Gather all lines in the entries that include the word "title".

Stored records

□ □ □ □ □

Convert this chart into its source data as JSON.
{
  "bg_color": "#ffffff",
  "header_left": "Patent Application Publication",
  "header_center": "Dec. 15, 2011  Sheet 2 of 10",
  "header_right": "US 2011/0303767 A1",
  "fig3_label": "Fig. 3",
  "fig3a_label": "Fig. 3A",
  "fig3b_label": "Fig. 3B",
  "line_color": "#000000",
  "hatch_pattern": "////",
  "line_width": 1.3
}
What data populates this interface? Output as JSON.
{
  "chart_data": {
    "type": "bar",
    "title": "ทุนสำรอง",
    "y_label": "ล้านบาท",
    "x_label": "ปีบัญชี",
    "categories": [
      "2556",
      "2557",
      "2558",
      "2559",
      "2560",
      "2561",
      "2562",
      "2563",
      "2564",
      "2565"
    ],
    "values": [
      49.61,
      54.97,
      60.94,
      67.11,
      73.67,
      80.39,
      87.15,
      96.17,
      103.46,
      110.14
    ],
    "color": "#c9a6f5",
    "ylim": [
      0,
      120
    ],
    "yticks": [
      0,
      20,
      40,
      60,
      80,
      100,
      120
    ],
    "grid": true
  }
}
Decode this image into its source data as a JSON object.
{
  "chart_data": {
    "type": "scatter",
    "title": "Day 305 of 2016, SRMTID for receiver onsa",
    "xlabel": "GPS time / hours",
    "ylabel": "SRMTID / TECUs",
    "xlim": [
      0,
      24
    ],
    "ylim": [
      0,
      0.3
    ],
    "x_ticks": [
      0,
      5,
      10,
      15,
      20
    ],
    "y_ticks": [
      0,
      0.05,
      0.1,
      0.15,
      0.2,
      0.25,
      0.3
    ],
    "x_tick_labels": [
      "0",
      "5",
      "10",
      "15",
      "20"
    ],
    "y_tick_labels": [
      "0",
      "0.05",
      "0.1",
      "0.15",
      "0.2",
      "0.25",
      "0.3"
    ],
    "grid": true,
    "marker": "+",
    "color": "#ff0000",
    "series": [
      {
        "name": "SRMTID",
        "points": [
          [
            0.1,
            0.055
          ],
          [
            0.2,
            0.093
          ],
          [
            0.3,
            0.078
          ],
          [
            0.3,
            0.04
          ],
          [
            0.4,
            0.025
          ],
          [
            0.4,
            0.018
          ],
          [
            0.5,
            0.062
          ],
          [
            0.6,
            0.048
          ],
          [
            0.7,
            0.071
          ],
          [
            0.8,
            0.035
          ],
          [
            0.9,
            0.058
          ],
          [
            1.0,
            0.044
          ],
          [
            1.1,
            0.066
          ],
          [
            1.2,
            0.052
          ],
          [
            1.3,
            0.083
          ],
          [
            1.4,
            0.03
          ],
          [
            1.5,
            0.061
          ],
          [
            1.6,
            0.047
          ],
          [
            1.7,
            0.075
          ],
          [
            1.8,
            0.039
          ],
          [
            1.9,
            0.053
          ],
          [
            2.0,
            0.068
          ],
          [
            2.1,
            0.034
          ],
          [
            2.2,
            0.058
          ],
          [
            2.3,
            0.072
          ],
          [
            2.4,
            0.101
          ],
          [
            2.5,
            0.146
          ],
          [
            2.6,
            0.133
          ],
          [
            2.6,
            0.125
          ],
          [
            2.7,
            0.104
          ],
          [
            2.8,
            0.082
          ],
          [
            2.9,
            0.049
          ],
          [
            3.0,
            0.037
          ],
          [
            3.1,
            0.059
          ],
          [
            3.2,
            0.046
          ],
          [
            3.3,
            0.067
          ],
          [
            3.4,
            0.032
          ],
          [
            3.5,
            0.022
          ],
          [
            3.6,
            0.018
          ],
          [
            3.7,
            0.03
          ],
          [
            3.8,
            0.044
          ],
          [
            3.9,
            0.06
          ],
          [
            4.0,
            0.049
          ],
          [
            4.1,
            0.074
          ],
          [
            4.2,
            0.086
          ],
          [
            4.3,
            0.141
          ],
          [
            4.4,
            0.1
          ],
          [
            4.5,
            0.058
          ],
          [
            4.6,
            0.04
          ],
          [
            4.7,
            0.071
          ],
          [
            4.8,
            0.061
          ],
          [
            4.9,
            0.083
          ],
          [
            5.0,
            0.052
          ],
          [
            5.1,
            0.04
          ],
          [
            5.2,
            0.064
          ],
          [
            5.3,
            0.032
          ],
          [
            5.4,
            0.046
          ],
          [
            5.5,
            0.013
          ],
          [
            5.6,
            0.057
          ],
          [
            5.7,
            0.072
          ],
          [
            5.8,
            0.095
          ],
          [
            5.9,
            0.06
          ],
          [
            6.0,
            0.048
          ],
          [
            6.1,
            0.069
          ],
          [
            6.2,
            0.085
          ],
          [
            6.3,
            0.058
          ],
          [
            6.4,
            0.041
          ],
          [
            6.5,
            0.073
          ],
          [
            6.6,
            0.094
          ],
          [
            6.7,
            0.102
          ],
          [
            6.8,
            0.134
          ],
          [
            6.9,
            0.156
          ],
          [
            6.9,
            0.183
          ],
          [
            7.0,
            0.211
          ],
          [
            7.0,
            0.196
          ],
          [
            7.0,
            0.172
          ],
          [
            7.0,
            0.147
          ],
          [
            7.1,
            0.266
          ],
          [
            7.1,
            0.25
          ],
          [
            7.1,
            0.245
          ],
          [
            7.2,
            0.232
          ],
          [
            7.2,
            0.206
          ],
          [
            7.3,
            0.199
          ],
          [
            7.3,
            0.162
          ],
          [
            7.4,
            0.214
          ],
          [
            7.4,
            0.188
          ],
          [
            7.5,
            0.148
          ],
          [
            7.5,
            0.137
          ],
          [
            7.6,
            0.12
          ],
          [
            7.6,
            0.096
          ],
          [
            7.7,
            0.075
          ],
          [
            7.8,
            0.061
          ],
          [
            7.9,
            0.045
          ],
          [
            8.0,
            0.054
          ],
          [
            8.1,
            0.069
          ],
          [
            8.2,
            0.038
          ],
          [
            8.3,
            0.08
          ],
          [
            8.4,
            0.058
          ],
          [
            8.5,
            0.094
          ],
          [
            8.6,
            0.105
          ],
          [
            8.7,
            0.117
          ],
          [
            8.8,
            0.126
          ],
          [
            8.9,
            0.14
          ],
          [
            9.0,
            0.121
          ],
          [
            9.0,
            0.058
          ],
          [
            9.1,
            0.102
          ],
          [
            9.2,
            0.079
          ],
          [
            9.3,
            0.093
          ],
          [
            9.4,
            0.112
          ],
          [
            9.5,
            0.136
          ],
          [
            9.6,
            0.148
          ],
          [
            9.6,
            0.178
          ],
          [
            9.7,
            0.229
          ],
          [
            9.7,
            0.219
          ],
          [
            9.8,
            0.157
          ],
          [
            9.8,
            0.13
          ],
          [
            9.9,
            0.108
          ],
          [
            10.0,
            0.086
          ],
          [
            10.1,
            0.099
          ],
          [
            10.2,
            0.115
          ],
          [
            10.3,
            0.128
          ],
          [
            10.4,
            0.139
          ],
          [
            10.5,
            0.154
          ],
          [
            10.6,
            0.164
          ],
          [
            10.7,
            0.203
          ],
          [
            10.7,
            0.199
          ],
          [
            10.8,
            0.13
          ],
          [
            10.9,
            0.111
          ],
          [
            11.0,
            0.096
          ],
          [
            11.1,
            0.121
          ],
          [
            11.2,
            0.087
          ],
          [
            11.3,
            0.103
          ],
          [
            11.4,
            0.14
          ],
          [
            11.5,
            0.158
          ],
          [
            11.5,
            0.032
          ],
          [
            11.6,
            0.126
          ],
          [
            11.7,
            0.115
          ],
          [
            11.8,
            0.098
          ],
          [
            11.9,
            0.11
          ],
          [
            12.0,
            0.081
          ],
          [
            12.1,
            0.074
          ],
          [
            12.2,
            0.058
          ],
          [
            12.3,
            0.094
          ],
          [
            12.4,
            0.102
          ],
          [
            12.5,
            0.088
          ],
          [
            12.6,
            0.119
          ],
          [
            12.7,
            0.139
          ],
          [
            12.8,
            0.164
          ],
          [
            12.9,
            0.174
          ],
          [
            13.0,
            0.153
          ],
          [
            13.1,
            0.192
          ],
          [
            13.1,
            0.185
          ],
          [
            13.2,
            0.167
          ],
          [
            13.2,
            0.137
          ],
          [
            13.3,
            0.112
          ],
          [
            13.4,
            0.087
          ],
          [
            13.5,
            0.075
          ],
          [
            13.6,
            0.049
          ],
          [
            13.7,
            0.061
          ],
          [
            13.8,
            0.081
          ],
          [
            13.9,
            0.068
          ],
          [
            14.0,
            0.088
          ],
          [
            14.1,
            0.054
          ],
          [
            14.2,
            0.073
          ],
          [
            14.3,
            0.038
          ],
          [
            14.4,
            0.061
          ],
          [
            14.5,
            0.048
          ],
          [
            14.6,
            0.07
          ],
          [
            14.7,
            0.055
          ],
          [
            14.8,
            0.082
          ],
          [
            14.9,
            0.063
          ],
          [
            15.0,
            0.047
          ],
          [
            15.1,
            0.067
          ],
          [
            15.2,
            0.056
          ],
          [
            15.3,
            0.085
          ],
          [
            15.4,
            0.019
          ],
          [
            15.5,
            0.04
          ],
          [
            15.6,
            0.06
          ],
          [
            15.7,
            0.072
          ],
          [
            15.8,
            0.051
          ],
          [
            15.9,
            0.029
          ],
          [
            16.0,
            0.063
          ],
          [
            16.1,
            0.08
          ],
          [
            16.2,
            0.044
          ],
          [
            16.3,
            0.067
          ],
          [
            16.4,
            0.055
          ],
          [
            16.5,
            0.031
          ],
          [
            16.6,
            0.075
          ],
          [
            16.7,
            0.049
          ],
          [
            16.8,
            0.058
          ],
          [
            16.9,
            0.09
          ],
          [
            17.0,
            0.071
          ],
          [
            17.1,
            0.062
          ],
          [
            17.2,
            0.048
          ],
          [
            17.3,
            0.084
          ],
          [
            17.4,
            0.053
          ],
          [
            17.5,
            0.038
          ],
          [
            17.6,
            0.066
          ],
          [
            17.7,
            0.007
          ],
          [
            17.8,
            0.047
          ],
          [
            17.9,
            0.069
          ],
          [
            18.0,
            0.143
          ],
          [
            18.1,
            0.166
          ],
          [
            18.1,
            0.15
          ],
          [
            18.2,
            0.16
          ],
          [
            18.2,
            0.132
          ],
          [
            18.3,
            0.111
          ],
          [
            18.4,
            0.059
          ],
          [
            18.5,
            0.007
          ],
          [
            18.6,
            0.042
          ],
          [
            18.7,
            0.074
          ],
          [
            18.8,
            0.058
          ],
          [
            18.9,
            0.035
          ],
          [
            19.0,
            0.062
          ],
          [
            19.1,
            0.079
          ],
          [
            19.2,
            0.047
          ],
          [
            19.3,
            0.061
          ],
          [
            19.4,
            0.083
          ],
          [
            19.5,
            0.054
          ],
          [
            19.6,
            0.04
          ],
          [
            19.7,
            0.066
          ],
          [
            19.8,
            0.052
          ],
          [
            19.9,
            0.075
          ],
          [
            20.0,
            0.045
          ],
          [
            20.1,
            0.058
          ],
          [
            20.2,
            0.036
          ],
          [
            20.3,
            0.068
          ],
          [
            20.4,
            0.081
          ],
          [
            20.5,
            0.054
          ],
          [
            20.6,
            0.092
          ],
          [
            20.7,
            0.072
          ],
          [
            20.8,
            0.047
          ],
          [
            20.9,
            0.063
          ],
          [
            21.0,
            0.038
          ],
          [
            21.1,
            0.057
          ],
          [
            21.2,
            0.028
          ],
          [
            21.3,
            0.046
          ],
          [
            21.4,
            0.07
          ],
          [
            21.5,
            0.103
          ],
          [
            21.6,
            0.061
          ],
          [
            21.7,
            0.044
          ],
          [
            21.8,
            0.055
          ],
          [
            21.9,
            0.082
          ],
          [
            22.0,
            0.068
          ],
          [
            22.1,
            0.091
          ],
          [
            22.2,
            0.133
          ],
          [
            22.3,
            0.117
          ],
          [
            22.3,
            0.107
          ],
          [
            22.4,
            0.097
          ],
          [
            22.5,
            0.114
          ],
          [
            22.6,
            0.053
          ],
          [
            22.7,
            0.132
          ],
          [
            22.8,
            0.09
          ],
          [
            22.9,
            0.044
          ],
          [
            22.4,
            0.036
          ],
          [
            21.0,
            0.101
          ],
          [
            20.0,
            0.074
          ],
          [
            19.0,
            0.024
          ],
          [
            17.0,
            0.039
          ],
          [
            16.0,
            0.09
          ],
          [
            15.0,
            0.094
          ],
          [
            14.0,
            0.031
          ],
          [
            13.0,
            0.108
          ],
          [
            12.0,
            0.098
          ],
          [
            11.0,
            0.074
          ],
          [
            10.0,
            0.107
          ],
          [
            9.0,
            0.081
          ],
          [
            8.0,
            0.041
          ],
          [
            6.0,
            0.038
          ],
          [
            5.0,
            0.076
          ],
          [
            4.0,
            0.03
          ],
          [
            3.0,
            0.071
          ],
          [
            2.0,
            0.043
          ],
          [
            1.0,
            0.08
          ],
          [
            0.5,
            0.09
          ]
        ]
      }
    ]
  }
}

□ □ □ □ □

▸ **Exercise output**:
    "title": "ทุนสำรอง",
    "title": "Day 305 of 2016, SRMTID for receiver onsa",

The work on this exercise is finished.